→ **Set exercise**: Reproduce the records. Keep every word exact and include no images.

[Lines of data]

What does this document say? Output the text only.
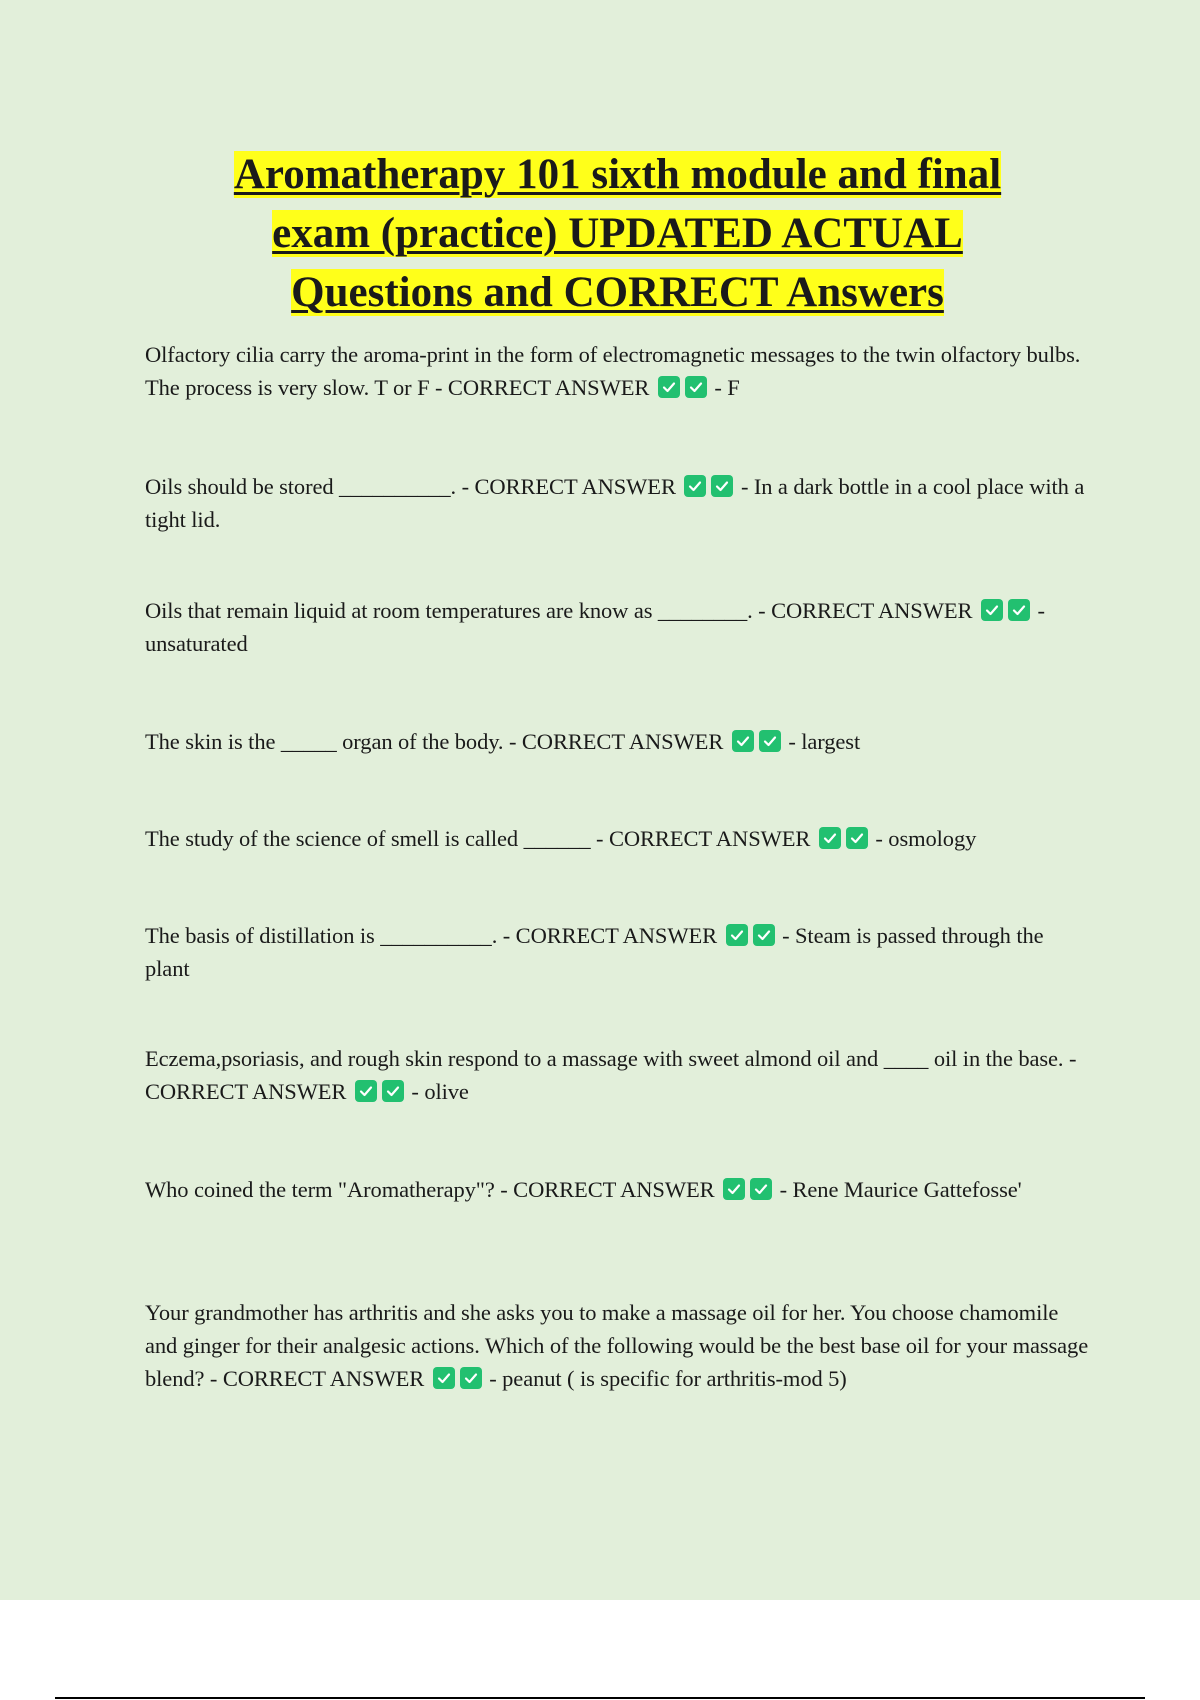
Aromatherapy 101 sixth module and final
exam (practice) UPDATED ACTUAL
Questions and CORRECT Answers
Olfactory cilia carry the aroma-print in the form of electromagnetic messages to the twin olfactory bulbs. The process is very slow. T or F - CORRECT ANSWER	- F
Oils should be stored __________. - CORRECT ANSWER	- In a dark bottle in a cool place with a tight lid.
Oils that remain liquid at room temperatures are know as ________. - CORRECT ANSWER	- unsaturated
The skin is the _____ organ of the body. - CORRECT ANSWER	- largest
The study of the science of smell is called ______ - CORRECT ANSWER	- osmology
The basis of distillation is __________. - CORRECT ANSWER	- Steam is passed through the plant
Eczema,psoriasis, and rough skin respond to a massage with sweet almond oil and ____ oil in the base. - CORRECT ANSWER	- olive
Who coined the term "Aromatherapy"? - CORRECT ANSWER	- Rene Maurice Gattefosse'
Your grandmother has arthritis and she asks you to make a massage oil for her. You choose chamomile and ginger for their analgesic actions. Which of the following would be the best base oil for your massage blend? - CORRECT ANSWER	- peanut ( is specific for arthritis-mod 5)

→ **Answer to this problem**:
What does this document say? Output the text only.
Aromatherapy 101 sixth module and final
exam (practice) UPDATED ACTUAL
Questions and CORRECT Answers
Olfactory cilia carry the aroma-print in the form of electromagnetic messages to the twin olfactory bulbs. The process is very slow. T or F - CORRECT ANSWER	- F
Oils should be stored __________. - CORRECT ANSWER	- In a dark bottle in a cool place with a tight lid.
Oils that remain liquid at room temperatures are know as ________. - CORRECT ANSWER	- unsaturated
The skin is the _____ organ of the body. - CORRECT ANSWER	- largest
The study of the science of smell is called ______ - CORRECT ANSWER	- osmology
The basis of distillation is __________. - CORRECT ANSWER	- Steam is passed through the plant
Eczema,psoriasis, and rough skin respond to a massage with sweet almond oil and ____ oil in the base. - CORRECT ANSWER	- olive
Who coined the term "Aromatherapy"? - CORRECT ANSWER	- Rene Maurice Gattefosse'
Your grandmother has arthritis and she asks you to make a massage oil for her. You choose chamomile and ginger for their analgesic actions. Which of the following would be the best base oil for your massage blend? - CORRECT ANSWER	- peanut ( is specific for arthritis-mod 5)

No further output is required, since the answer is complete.